--- start of Data shown ---

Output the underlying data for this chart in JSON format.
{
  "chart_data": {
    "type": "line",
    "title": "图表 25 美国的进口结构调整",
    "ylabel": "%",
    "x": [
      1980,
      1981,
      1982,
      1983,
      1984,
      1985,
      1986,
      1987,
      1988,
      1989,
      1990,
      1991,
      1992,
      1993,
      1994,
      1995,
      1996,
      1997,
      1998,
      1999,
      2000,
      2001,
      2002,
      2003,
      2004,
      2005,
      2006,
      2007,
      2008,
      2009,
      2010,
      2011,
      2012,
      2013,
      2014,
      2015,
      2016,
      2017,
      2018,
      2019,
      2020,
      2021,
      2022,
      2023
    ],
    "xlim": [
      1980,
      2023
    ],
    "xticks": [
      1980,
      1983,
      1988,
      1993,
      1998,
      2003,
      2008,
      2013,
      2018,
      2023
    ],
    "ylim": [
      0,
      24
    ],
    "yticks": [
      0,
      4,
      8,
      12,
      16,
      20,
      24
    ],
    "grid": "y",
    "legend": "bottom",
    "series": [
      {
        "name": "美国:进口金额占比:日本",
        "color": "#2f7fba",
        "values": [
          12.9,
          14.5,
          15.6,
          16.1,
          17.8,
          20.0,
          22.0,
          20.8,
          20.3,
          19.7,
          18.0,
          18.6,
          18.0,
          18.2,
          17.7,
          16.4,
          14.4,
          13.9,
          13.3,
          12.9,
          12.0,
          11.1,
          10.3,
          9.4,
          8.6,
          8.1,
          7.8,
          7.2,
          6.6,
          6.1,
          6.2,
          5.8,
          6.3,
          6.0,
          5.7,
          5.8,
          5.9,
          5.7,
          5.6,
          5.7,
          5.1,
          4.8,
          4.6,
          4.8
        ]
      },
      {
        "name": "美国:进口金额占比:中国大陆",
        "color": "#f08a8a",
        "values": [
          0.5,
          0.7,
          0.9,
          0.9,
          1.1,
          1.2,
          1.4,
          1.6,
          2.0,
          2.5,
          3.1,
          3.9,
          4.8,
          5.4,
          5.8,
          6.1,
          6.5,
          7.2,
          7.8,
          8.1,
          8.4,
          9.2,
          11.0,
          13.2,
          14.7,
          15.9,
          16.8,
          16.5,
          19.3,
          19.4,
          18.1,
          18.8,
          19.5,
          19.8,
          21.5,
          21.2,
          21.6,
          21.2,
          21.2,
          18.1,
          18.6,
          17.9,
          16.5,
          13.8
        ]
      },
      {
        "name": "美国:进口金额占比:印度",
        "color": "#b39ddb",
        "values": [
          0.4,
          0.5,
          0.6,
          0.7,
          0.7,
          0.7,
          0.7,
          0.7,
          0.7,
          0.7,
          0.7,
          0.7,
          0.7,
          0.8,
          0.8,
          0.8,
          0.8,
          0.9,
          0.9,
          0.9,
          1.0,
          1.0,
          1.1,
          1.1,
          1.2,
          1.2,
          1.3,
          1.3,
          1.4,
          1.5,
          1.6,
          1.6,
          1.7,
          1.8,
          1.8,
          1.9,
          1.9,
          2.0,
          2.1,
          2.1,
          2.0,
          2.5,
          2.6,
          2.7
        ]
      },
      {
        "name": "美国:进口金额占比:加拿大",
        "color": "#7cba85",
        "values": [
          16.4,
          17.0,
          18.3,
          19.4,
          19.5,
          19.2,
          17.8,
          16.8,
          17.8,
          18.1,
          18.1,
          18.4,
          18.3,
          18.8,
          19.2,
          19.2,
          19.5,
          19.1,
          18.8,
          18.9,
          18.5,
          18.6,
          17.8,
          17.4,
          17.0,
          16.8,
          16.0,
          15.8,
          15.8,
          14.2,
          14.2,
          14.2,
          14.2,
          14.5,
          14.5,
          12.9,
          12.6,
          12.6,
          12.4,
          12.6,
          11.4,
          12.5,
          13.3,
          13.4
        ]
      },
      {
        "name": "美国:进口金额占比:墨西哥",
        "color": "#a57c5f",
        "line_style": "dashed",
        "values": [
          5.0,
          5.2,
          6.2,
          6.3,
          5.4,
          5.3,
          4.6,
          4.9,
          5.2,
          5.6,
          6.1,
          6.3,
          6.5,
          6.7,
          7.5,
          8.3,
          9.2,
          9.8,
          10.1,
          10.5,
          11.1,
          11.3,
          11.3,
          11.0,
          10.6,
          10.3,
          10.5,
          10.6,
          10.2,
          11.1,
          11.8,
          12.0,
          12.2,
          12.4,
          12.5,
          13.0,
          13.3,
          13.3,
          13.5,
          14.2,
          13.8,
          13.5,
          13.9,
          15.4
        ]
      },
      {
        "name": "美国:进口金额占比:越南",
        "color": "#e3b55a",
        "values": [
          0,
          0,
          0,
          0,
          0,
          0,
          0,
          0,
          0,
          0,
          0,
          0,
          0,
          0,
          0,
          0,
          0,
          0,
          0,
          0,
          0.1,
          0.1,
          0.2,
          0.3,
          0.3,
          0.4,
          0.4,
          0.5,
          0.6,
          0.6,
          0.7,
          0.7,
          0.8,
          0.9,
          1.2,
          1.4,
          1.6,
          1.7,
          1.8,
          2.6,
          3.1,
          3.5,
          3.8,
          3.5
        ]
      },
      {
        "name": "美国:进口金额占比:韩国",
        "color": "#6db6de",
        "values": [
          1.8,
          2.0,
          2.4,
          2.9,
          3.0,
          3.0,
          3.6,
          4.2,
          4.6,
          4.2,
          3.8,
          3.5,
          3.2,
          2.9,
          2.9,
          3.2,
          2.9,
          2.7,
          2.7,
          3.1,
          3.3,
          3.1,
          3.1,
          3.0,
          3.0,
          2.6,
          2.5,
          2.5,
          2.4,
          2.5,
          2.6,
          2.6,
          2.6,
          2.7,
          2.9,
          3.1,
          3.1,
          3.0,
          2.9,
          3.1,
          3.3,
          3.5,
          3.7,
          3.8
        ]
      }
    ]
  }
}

--- end of Data shown ---

#### What is needed:
State how many lines of the records above contain "color", with no words besides the number.

#### Reply:
7